## Given request
Can you copy out the data exactly? Leave the images out.

--- start Supplied data ---

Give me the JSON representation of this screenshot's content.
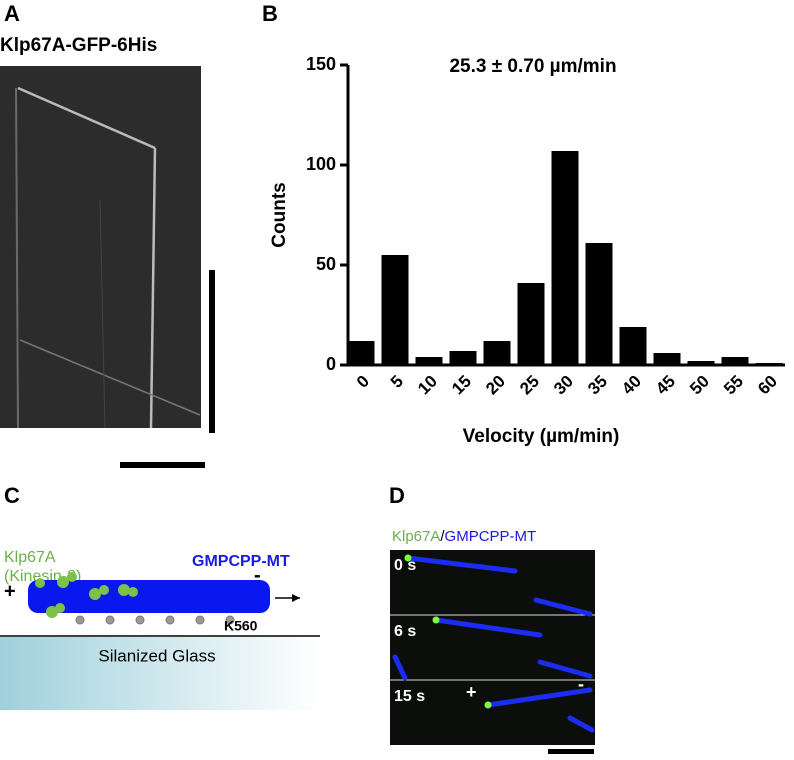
{
  "panel_a": {
    "label": "A",
    "title": "Klp67A-GFP-6His"
  },
  "chart_data": {
    "label": "B",
    "type": "bar",
    "annotation": "25.3 ± 0.70 µm/min",
    "xlabel": "Velocity (µm/min)",
    "ylabel": "Counts",
    "categories": [
      "0",
      "5",
      "10",
      "15",
      "20",
      "25",
      "30",
      "35",
      "40",
      "45",
      "50",
      "55",
      "60"
    ],
    "values": [
      12,
      55,
      4,
      7,
      12,
      41,
      107,
      61,
      19,
      6,
      2,
      4,
      1
    ],
    "color": "#000000",
    "ylim": [
      0,
      150
    ],
    "yticks": [
      0,
      50,
      100,
      150
    ],
    "grid": false
  },
  "panel_c": {
    "label": "C",
    "motor_name": "Klp67A",
    "motor_family": "(Kinesin-8)",
    "microtubule": "GMPCPP-MT",
    "plus_end": "+",
    "minus_end": "-",
    "anchor": "K560",
    "surface": "Silanized Glass"
  },
  "panel_d": {
    "label": "D",
    "channel_1": "Klp67A",
    "separator": "/",
    "channel_2": "GMPCPP-MT",
    "frames": [
      "0 s",
      "6 s",
      "15 s"
    ],
    "plus_end": "+",
    "minus_end": "-"
  }
}
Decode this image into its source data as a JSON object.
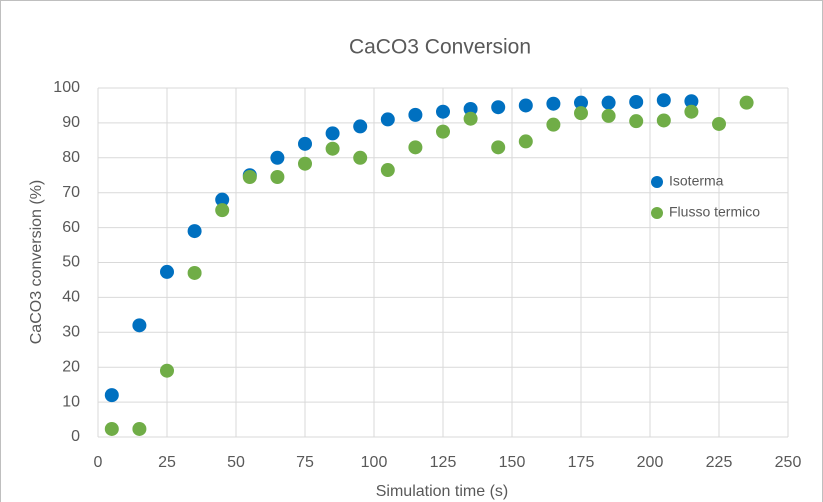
{
  "chart_data": {
    "type": "scatter",
    "title": "CaCO3 Conversion",
    "x_label": "Simulation time (s)",
    "y_label": "CaCO3 conversion (%)",
    "series": [
      {
        "name": "Isoterma",
        "color": "#0070c0",
        "x": [
          5,
          15,
          25,
          35,
          45,
          55,
          65,
          75,
          85,
          95,
          105,
          115,
          125,
          135,
          145,
          155,
          165,
          175,
          185,
          195,
          205,
          215
        ],
        "values": [
          12,
          32,
          47.3,
          59,
          68,
          75,
          80,
          84,
          87,
          89,
          91,
          92.3,
          93.2,
          94,
          94.5,
          95,
          95.5,
          95.8,
          95.8,
          96,
          96.5,
          96.2
        ]
      },
      {
        "name": "Flusso termico",
        "color": "#70ad47",
        "x": [
          5,
          15,
          25,
          35,
          45,
          55,
          65,
          75,
          85,
          95,
          105,
          115,
          125,
          135,
          145,
          155,
          165,
          175,
          185,
          195,
          205,
          215,
          225,
          235
        ],
        "values": [
          2.3,
          2.3,
          19,
          47,
          65,
          74.5,
          74.5,
          78.3,
          82.6,
          80,
          76.5,
          83,
          87.5,
          91.2,
          83,
          84.7,
          89.5,
          92.8,
          92,
          90.5,
          90.7,
          93.2,
          89.7,
          95.8
        ]
      }
    ],
    "xlim": [
      0,
      250
    ],
    "xticks": [
      0,
      25,
      50,
      75,
      100,
      125,
      150,
      175,
      200,
      225,
      250
    ],
    "ylim": [
      0,
      100
    ],
    "yticks": [
      0,
      10,
      20,
      30,
      40,
      50,
      60,
      70,
      80,
      90,
      100
    ],
    "grid": true,
    "legend": "right"
  }
}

--- end Supplied data ---

## Answer to this exercise
Give me the JSON representation of this screenshot's content.
{
  "panel_a": {
    "label": "A",
    "title": "Klp67A-GFP-6His"
  },
  "chart_data": {
    "label": "B",
    "type": "bar",
    "annotation": "25.3 ± 0.70 µm/min",
    "xlabel": "Velocity (µm/min)",
    "ylabel": "Counts",
    "categories": [
      "0",
      "5",
      "10",
      "15",
      "20",
      "25",
      "30",
      "35",
      "40",
      "45",
      "50",
      "55",
      "60"
    ],
    "values": [
      12,
      55,
      4,
      7,
      12,
      41,
      107,
      61,
      19,
      6,
      2,
      4,
      1
    ],
    "color": "#000000",
    "ylim": [
      0,
      150
    ],
    "yticks": [
      0,
      50,
      100,
      150
    ],
    "grid": false
  },
  "panel_c": {
    "label": "C",
    "motor_name": "Klp67A",
    "motor_family": "(Kinesin-8)",
    "microtubule": "GMPCPP-MT",
    "plus_end": "+",
    "minus_end": "-",
    "anchor": "K560",
    "surface": "Silanized Glass"
  },
  "panel_d": {
    "label": "D",
    "channel_1": "Klp67A",
    "separator": "/",
    "channel_2": "GMPCPP-MT",
    "frames": [
      "0 s",
      "6 s",
      "15 s"
    ],
    "plus_end": "+",
    "minus_end": "-"
  }
}
Decode this image into its source data as a JSON object.
{
  "chart_data": {
    "type": "scatter",
    "title": "CaCO3 Conversion",
    "x_label": "Simulation time (s)",
    "y_label": "CaCO3 conversion (%)",
    "series": [
      {
        "name": "Isoterma",
        "color": "#0070c0",
        "x": [
          5,
          15,
          25,
          35,
          45,
          55,
          65,
          75,
          85,
          95,
          105,
          115,
          125,
          135,
          145,
          155,
          165,
          175,
          185,
          195,
          205,
          215
        ],
        "values": [
          12,
          32,
          47.3,
          59,
          68,
          75,
          80,
          84,
          87,
          89,
          91,
          92.3,
          93.2,
          94,
          94.5,
          95,
          95.5,
          95.8,
          95.8,
          96,
          96.5,
          96.2
        ]
      },
      {
        "name": "Flusso termico",
        "color": "#70ad47",
        "x": [
          5,
          15,
          25,
          35,
          45,
          55,
          65,
          75,
          85,
          95,
          105,
          115,
          125,
          135,
          145,
          155,
          165,
          175,
          185,
          195,
          205,
          215,
          225,
          235
        ],
        "values": [
          2.3,
          2.3,
          19,
          47,
          65,
          74.5,
          74.5,
          78.3,
          82.6,
          80,
          76.5,
          83,
          87.5,
          91.2,
          83,
          84.7,
          89.5,
          92.8,
          92,
          90.5,
          90.7,
          93.2,
          89.7,
          95.8
        ]
      }
    ],
    "xlim": [
      0,
      250
    ],
    "xticks": [
      0,
      25,
      50,
      75,
      100,
      125,
      150,
      175,
      200,
      225,
      250
    ],
    "ylim": [
      0,
      100
    ],
    "yticks": [
      0,
      10,
      20,
      30,
      40,
      50,
      60,
      70,
      80,
      90,
      100
    ],
    "grid": true,
    "legend": "right"
  }
}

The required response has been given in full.